Every line of the data that contains the string "value" must be copied.

-- BEGIN Supplied material --

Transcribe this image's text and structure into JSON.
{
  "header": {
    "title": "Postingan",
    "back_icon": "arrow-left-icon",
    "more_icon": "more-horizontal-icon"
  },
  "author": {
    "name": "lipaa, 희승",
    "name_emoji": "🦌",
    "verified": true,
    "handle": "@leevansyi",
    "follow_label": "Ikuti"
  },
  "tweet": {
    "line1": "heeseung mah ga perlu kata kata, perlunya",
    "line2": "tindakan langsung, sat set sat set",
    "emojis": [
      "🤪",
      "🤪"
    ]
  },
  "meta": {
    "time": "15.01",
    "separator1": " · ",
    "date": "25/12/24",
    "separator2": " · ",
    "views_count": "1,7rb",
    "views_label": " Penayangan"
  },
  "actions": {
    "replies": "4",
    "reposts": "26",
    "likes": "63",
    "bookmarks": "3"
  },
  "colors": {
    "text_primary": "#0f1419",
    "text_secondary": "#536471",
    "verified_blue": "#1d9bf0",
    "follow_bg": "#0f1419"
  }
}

-- END Supplied material --
-- BEGIN Supplied material --

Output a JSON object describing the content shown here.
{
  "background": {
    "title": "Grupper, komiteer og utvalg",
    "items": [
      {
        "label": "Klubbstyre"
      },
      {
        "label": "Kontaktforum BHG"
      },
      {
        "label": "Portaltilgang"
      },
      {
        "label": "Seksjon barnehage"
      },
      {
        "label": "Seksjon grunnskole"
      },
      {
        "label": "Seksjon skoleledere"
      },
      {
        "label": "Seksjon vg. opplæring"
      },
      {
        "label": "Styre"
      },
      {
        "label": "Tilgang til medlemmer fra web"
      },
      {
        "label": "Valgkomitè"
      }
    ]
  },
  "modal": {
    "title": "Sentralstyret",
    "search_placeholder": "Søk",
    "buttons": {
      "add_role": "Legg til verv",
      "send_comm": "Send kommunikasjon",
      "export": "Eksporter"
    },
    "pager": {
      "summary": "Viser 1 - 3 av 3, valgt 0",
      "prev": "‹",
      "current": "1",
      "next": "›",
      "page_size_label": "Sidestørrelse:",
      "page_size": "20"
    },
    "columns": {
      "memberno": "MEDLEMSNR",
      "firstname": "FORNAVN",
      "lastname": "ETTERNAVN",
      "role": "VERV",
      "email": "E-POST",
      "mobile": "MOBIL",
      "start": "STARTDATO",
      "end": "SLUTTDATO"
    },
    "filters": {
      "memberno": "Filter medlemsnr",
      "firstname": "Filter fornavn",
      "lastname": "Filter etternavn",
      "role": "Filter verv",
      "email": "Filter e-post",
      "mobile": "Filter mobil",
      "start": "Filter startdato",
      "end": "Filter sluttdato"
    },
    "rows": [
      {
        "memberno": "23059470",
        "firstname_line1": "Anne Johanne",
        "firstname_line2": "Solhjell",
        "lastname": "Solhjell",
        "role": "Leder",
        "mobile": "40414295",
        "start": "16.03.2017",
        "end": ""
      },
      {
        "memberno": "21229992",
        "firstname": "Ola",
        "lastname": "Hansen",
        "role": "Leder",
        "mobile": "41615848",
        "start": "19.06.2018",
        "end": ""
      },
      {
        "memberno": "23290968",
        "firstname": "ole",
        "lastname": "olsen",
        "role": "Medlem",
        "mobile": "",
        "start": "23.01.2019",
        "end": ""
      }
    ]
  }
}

-- END Supplied material --
-- BEGIN Supplied material --

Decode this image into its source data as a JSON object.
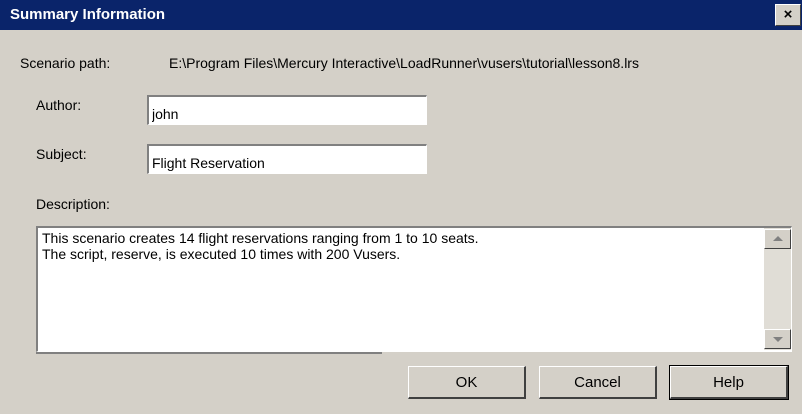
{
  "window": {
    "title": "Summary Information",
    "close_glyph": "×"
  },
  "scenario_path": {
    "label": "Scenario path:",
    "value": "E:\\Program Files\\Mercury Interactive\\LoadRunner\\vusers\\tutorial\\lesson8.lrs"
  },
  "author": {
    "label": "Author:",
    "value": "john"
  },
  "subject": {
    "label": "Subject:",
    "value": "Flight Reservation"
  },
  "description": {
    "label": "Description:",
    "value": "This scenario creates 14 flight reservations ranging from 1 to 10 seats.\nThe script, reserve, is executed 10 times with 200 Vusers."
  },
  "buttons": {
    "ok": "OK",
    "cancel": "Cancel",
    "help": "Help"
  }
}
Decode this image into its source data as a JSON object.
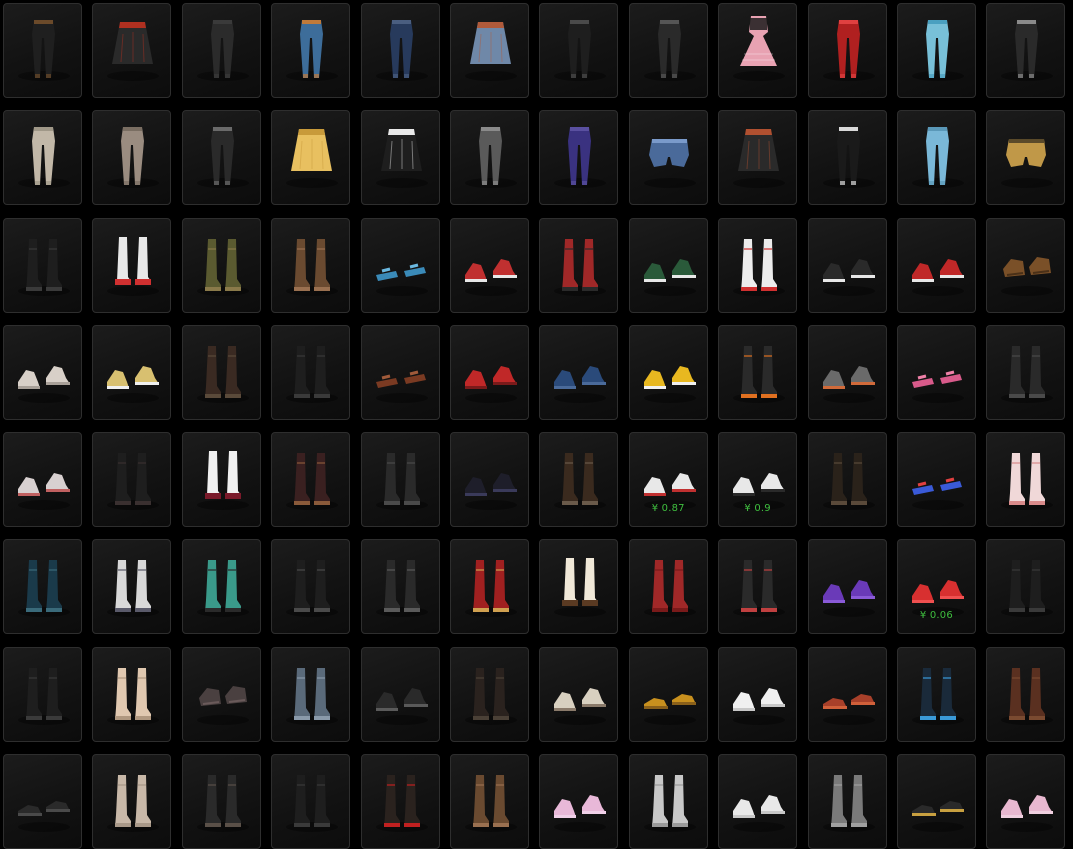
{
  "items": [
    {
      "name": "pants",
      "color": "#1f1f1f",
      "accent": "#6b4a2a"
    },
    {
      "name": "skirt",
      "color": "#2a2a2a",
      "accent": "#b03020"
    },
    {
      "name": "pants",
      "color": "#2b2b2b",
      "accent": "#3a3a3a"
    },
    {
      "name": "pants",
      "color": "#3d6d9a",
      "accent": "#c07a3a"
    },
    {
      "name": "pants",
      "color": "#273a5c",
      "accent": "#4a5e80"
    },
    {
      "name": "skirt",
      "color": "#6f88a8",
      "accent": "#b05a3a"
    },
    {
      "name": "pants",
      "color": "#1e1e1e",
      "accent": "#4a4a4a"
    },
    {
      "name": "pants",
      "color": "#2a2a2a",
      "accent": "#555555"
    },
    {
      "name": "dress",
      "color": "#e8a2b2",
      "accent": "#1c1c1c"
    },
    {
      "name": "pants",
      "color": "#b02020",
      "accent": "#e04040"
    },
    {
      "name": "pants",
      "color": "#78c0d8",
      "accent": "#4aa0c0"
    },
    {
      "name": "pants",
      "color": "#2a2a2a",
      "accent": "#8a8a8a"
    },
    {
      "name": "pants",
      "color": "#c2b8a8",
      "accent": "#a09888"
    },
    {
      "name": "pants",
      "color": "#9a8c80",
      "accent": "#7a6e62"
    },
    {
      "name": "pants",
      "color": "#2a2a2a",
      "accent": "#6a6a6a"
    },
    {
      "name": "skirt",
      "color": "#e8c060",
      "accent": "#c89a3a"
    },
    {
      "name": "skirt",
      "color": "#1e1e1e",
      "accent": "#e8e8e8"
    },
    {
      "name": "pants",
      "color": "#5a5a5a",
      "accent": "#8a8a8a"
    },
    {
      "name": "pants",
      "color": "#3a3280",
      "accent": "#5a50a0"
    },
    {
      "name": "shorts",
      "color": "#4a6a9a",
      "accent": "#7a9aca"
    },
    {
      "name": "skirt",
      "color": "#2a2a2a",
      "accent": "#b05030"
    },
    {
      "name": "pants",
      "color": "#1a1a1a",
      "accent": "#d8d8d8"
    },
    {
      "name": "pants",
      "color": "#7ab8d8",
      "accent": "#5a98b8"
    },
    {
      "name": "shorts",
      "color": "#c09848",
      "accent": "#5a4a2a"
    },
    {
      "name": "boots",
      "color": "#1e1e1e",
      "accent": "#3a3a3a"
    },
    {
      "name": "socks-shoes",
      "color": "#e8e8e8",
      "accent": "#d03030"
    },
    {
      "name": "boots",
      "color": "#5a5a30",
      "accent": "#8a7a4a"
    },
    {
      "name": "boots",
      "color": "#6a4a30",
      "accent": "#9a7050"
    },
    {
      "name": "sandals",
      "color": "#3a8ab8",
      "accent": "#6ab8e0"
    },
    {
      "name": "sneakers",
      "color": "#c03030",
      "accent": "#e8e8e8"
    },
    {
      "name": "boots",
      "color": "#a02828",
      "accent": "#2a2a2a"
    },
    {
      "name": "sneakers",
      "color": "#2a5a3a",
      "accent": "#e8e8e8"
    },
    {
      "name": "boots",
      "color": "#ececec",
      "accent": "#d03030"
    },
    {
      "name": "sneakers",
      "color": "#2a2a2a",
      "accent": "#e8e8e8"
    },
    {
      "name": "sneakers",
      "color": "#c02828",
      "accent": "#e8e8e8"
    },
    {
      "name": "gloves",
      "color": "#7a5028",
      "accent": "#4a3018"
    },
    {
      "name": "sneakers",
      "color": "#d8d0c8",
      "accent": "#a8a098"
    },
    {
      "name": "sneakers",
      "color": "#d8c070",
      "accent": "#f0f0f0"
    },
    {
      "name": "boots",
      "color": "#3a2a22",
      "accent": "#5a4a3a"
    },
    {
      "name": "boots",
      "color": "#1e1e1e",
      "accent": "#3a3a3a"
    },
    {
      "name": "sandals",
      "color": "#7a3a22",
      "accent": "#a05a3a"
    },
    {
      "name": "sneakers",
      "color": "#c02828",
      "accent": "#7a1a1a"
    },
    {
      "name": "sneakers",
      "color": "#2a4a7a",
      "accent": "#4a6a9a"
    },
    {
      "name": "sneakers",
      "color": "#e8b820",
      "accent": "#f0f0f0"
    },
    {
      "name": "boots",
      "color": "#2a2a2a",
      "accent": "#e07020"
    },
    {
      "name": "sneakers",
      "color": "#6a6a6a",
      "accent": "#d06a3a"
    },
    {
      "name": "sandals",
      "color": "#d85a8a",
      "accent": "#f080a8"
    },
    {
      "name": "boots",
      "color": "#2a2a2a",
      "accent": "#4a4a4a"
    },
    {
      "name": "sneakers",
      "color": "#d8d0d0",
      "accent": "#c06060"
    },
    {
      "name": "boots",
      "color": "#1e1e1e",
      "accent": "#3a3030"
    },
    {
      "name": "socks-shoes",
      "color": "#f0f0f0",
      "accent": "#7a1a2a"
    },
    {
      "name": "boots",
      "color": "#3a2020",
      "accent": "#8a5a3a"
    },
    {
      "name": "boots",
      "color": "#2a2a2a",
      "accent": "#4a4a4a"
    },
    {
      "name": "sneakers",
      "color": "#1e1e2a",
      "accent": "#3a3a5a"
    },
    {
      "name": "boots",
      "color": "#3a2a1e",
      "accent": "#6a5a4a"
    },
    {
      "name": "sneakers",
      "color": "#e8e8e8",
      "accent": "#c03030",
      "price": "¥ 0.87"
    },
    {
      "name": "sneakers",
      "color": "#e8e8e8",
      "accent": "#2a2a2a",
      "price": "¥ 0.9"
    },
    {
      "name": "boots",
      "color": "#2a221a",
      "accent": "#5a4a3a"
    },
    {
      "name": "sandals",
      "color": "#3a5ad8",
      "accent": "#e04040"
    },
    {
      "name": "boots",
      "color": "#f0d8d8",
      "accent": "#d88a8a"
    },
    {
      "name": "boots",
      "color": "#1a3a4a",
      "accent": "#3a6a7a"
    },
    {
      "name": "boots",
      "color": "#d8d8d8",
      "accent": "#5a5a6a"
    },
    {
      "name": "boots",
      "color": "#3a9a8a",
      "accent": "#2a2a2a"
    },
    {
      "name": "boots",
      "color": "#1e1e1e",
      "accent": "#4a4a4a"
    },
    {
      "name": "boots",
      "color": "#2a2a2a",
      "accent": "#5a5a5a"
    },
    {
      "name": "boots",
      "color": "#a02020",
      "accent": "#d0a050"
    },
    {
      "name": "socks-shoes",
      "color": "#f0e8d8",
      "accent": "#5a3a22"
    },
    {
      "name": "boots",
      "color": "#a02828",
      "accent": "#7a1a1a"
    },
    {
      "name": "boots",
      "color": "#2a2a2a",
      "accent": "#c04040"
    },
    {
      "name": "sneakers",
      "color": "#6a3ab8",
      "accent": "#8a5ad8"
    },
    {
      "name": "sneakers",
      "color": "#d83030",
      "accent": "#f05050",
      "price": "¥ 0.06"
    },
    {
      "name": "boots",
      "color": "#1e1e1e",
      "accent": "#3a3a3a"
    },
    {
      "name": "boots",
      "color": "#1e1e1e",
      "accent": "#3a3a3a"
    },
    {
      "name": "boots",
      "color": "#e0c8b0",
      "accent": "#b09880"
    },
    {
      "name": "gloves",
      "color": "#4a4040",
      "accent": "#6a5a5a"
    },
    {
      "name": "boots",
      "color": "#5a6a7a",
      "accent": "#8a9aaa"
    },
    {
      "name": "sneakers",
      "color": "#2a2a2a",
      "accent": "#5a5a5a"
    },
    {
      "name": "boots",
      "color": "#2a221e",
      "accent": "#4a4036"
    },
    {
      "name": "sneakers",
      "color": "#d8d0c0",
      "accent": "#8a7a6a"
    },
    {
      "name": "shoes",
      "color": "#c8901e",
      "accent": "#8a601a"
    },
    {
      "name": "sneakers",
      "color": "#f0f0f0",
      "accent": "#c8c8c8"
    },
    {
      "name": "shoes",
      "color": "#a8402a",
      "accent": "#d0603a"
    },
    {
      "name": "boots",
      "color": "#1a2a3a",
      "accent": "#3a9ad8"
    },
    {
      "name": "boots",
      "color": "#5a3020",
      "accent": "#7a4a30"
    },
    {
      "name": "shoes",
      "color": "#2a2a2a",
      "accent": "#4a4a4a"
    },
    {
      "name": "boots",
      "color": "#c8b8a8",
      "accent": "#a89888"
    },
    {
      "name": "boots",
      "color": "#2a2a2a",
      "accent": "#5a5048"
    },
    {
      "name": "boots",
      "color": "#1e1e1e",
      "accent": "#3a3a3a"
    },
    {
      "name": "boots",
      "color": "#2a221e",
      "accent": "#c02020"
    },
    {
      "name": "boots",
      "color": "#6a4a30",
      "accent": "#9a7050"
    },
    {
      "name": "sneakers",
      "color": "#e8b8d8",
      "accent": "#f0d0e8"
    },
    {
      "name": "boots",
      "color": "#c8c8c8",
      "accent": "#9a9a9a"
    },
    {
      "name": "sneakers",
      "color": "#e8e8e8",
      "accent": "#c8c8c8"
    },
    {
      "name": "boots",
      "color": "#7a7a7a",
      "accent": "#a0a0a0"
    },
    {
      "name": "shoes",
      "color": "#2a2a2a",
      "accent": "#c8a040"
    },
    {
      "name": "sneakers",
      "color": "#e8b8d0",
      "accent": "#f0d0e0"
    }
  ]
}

-- END Supplied material --

Task answer
    "value": "E:\\Program Files\\Mercury Interactive\\LoadRunner\\vusers\\tutorial\\lesson8.lrs"
    "value": "john"
    "value": "Flight Reservation"
    "value": "This scenario creates 14 flight reservations ranging from 1 to 10 seats.\nThe script, reserve, is executed 10 times with 200 Vusers."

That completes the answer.